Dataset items
════════════════════
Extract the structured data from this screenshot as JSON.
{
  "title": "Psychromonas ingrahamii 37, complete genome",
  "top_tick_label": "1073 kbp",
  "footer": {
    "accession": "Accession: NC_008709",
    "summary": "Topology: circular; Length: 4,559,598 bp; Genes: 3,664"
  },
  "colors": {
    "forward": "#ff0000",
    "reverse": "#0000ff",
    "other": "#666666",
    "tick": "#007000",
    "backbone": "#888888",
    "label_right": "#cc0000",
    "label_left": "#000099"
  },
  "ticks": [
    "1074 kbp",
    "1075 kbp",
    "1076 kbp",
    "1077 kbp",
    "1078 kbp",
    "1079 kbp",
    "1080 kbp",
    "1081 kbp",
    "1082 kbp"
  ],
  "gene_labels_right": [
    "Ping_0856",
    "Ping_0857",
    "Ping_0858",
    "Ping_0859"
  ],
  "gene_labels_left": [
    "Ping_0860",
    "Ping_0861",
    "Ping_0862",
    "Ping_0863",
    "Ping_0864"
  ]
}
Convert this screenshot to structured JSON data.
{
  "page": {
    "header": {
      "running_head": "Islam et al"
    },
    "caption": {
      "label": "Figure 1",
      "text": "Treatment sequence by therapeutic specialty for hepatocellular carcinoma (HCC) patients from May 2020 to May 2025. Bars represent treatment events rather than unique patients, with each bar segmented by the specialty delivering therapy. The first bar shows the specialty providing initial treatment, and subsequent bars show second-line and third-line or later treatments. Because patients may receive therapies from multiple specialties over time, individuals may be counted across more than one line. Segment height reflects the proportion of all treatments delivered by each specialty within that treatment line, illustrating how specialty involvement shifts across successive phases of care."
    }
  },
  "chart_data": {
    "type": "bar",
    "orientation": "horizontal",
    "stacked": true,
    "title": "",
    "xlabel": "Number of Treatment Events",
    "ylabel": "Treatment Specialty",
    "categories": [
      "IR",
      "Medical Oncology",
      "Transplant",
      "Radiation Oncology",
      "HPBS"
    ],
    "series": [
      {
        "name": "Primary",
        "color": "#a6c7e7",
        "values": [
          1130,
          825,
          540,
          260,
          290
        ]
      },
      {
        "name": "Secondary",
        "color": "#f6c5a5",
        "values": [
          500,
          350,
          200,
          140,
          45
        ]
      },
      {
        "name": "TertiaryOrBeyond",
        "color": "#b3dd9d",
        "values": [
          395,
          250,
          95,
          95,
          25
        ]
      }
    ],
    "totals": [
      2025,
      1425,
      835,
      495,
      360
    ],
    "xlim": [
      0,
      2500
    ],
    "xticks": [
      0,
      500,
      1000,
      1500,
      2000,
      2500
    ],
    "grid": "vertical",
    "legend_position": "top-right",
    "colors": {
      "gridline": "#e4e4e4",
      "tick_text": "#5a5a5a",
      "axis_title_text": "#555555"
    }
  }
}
════════════════════
### WHAT IS BEING ASKED
Return all of the entries exactly as they were supplied.

### TASK ANSWER
Extract the structured data from this screenshot as JSON.
{
  "title": "Psychromonas ingrahamii 37, complete genome",
  "top_tick_label": "1073 kbp",
  "footer": {
    "accession": "Accession: NC_008709",
    "summary": "Topology: circular; Length: 4,559,598 bp; Genes: 3,664"
  },
  "colors": {
    "forward": "#ff0000",
    "reverse": "#0000ff",
    "other": "#666666",
    "tick": "#007000",
    "backbone": "#888888",
    "label_right": "#cc0000",
    "label_left": "#000099"
  },
  "ticks": [
    "1074 kbp",
    "1075 kbp",
    "1076 kbp",
    "1077 kbp",
    "1078 kbp",
    "1079 kbp",
    "1080 kbp",
    "1081 kbp",
    "1082 kbp"
  ],
  "gene_labels_right": [
    "Ping_0856",
    "Ping_0857",
    "Ping_0858",
    "Ping_0859"
  ],
  "gene_labels_left": [
    "Ping_0860",
    "Ping_0861",
    "Ping_0862",
    "Ping_0863",
    "Ping_0864"
  ]
}
Convert this screenshot to structured JSON data.
{
  "page": {
    "header": {
      "running_head": "Islam et al"
    },
    "caption": {
      "label": "Figure 1",
      "text": "Treatment sequence by therapeutic specialty for hepatocellular carcinoma (HCC) patients from May 2020 to May 2025. Bars represent treatment events rather than unique patients, with each bar segmented by the specialty delivering therapy. The first bar shows the specialty providing initial treatment, and subsequent bars show second-line and third-line or later treatments. Because patients may receive therapies from multiple specialties over time, individuals may be counted across more than one line. Segment height reflects the proportion of all treatments delivered by each specialty within that treatment line, illustrating how specialty involvement shifts across successive phases of care."
    }
  },
  "chart_data": {
    "type": "bar",
    "orientation": "horizontal",
    "stacked": true,
    "title": "",
    "xlabel": "Number of Treatment Events",
    "ylabel": "Treatment Specialty",
    "categories": [
      "IR",
      "Medical Oncology",
      "Transplant",
      "Radiation Oncology",
      "HPBS"
    ],
    "series": [
      {
        "name": "Primary",
        "color": "#a6c7e7",
        "values": [
          1130,
          825,
          540,
          260,
          290
        ]
      },
      {
        "name": "Secondary",
        "color": "#f6c5a5",
        "values": [
          500,
          350,
          200,
          140,
          45
        ]
      },
      {
        "name": "TertiaryOrBeyond",
        "color": "#b3dd9d",
        "values": [
          395,
          250,
          95,
          95,
          25
        ]
      }
    ],
    "totals": [
      2025,
      1425,
      835,
      495,
      360
    ],
    "xlim": [
      0,
      2500
    ],
    "xticks": [
      0,
      500,
      1000,
      1500,
      2000,
      2500
    ],
    "grid": "vertical",
    "legend_position": "top-right",
    "colors": {
      "gridline": "#e4e4e4",
      "tick_text": "#5a5a5a",
      "axis_title_text": "#555555"
    }
  }
}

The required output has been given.